[start of STORED DATA]

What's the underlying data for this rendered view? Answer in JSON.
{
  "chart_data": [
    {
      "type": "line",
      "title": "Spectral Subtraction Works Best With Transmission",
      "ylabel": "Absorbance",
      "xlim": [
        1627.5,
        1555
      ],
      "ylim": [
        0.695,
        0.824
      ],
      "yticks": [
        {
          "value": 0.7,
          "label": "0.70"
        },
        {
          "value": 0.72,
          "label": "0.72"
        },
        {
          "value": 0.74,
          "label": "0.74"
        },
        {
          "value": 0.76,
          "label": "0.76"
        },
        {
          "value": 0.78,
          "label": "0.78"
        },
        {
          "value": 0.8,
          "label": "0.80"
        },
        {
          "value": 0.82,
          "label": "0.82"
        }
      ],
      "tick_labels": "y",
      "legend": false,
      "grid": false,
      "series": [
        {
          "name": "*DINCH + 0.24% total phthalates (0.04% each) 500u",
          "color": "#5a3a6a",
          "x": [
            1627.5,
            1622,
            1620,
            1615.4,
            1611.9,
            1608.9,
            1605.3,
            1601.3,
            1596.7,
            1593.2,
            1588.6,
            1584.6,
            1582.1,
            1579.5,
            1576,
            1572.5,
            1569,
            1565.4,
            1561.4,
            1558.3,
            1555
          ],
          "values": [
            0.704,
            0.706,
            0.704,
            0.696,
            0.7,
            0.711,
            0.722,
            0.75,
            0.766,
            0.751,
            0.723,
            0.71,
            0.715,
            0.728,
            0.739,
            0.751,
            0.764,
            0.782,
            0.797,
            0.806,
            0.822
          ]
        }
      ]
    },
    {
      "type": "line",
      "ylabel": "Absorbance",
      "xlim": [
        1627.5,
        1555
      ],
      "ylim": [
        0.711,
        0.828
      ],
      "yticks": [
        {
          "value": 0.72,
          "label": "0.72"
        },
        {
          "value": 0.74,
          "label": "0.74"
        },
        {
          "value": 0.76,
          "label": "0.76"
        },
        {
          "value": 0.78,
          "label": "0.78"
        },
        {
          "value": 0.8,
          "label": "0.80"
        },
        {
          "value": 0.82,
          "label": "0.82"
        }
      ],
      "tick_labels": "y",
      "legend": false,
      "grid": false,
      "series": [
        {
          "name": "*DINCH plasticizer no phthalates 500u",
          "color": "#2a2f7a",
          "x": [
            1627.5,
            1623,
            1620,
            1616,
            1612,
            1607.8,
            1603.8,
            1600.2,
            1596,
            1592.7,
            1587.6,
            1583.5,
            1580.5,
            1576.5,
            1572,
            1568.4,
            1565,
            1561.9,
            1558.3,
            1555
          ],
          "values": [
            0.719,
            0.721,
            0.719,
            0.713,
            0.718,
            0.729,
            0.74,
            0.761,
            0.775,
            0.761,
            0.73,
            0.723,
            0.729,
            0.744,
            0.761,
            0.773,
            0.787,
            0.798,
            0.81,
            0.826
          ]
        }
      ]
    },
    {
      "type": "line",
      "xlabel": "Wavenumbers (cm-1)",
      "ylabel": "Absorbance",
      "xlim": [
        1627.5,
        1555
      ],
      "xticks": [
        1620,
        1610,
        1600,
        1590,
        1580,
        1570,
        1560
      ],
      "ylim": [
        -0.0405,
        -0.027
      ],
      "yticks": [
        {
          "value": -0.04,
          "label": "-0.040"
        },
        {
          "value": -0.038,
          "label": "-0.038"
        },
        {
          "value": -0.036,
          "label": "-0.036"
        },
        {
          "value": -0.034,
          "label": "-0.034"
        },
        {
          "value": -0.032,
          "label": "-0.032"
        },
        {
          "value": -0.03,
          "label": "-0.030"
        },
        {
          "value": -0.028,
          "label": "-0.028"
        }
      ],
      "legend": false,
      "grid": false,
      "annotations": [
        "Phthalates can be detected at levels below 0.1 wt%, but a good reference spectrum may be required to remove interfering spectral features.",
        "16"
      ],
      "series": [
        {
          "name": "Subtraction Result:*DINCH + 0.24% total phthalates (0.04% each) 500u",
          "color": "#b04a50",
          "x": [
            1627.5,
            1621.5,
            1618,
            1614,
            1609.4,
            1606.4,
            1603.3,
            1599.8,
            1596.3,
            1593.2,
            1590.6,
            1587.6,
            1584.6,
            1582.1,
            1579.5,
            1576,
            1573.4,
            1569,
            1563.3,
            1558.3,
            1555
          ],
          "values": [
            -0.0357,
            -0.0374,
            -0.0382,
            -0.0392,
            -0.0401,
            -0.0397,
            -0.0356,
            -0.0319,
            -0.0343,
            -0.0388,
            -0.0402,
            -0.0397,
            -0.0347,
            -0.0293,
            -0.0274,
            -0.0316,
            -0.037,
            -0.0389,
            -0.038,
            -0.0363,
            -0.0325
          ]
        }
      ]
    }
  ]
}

[end of STORED DATA]
[start of STORED DATA]

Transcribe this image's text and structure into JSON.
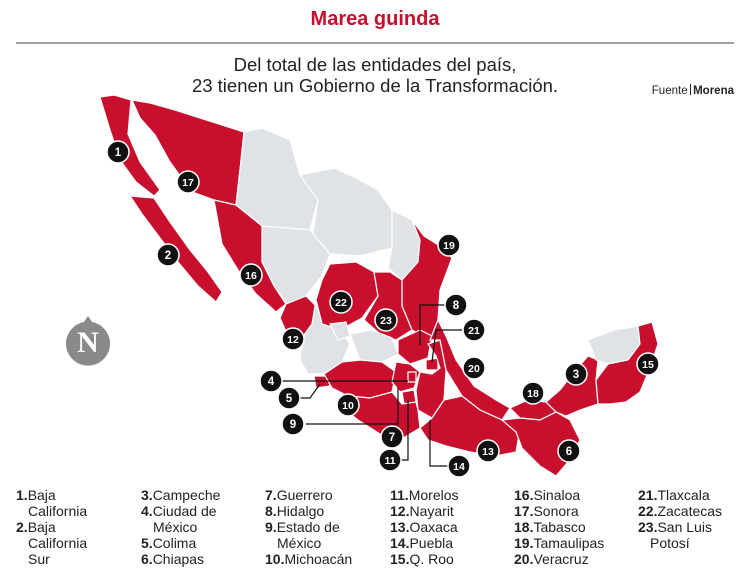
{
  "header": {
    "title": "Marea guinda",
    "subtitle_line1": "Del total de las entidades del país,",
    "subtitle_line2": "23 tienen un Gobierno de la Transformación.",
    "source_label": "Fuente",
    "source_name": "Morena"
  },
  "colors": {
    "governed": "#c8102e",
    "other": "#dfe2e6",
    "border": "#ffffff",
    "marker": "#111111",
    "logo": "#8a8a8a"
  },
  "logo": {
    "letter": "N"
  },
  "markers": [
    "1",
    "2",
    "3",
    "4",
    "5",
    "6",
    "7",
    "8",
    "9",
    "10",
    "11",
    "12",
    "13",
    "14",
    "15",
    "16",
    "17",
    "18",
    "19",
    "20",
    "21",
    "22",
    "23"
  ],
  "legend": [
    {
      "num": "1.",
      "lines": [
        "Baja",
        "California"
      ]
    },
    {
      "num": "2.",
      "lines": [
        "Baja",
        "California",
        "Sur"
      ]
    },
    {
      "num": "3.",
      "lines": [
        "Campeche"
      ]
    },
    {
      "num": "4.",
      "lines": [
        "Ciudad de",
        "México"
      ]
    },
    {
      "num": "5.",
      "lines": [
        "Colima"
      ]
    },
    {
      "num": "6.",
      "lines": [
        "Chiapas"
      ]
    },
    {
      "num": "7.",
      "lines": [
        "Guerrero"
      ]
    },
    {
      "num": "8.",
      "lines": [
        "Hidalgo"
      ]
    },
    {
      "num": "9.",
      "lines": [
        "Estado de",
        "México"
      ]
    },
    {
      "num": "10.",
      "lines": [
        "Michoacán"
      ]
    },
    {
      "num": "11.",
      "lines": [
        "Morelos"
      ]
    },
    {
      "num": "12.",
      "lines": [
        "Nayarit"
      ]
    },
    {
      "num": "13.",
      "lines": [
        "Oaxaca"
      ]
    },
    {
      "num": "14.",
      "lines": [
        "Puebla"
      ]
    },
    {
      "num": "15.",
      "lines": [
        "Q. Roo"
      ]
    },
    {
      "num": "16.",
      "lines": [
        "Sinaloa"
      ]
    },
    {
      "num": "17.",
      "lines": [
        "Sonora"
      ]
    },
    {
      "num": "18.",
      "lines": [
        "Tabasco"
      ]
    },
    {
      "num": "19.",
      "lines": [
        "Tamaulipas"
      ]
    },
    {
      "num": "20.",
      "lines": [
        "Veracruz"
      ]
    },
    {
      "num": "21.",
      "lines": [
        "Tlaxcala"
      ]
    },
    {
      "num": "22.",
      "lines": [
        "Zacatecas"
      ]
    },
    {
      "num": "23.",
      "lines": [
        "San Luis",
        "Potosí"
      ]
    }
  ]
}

[end of STORED DATA]
[start of STORED DATA]

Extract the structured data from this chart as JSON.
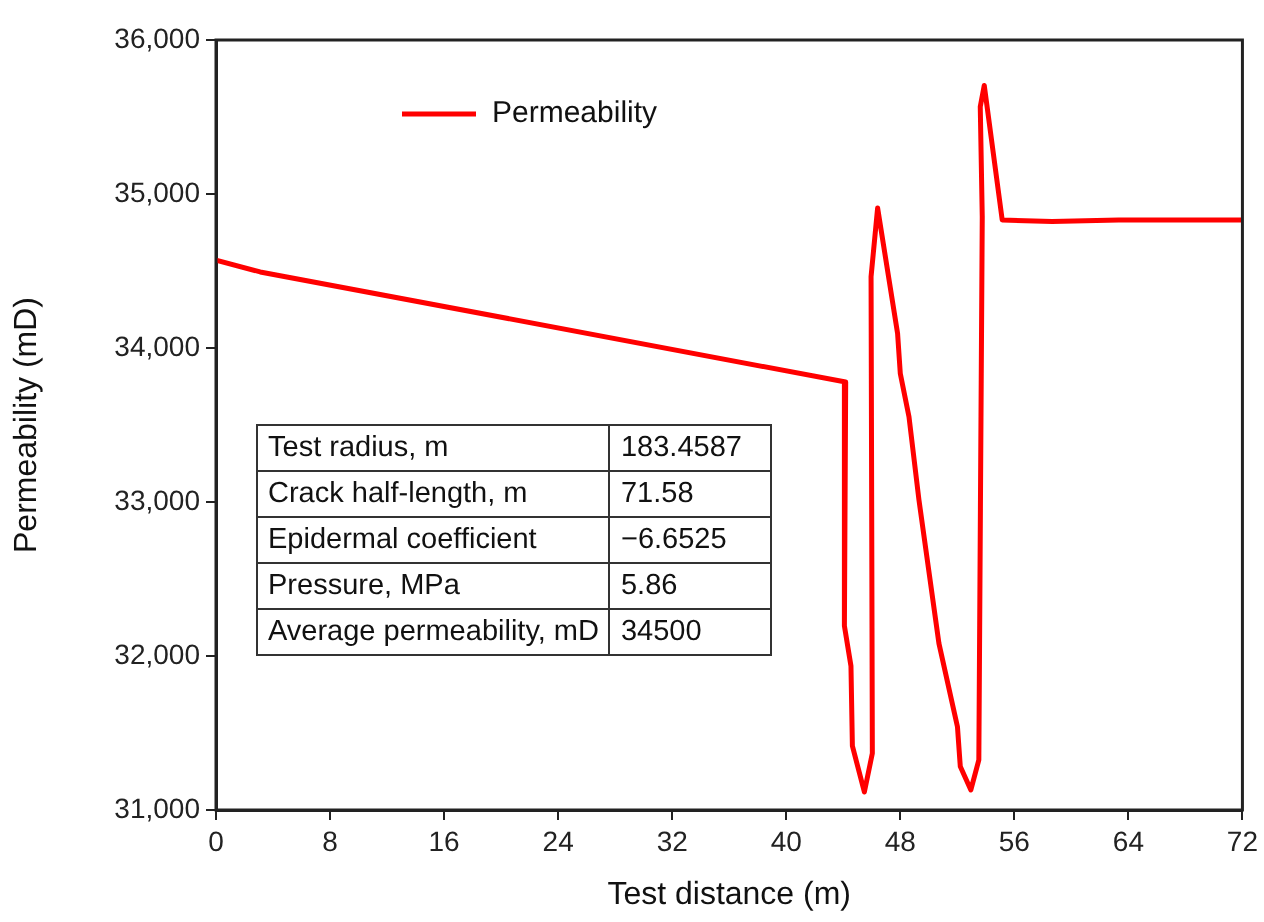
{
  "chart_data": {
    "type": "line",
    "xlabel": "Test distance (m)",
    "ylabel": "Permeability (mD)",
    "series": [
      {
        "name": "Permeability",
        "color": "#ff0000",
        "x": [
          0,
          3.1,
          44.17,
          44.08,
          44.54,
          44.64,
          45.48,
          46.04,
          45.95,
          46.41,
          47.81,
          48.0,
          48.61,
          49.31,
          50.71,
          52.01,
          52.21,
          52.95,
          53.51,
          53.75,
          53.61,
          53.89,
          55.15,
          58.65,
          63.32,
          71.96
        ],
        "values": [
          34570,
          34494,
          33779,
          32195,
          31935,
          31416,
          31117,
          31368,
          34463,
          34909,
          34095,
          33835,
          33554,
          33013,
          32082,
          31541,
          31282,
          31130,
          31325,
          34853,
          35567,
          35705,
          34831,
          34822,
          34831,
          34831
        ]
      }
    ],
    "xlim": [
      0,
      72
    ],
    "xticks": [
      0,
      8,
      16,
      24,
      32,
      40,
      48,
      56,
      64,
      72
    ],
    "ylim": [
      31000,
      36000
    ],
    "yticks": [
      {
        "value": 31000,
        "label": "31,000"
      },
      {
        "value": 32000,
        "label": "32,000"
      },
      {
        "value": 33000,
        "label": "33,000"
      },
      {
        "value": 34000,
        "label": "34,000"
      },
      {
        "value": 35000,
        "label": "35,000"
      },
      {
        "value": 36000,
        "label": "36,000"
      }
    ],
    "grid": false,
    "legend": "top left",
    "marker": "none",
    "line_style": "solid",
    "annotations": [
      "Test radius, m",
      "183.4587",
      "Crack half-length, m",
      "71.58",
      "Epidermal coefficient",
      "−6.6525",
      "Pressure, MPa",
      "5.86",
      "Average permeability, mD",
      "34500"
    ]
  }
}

[end of STORED DATA]

### TASK INSTRUCTIONS
Each line in the data that holds the string "JSON" should be found and copied.

### RESPONSE BELOW
What's the underlying data for this rendered view? Answer in JSON.
Transcribe this image's text and structure into JSON.
Extract the structured data from this chart as JSON.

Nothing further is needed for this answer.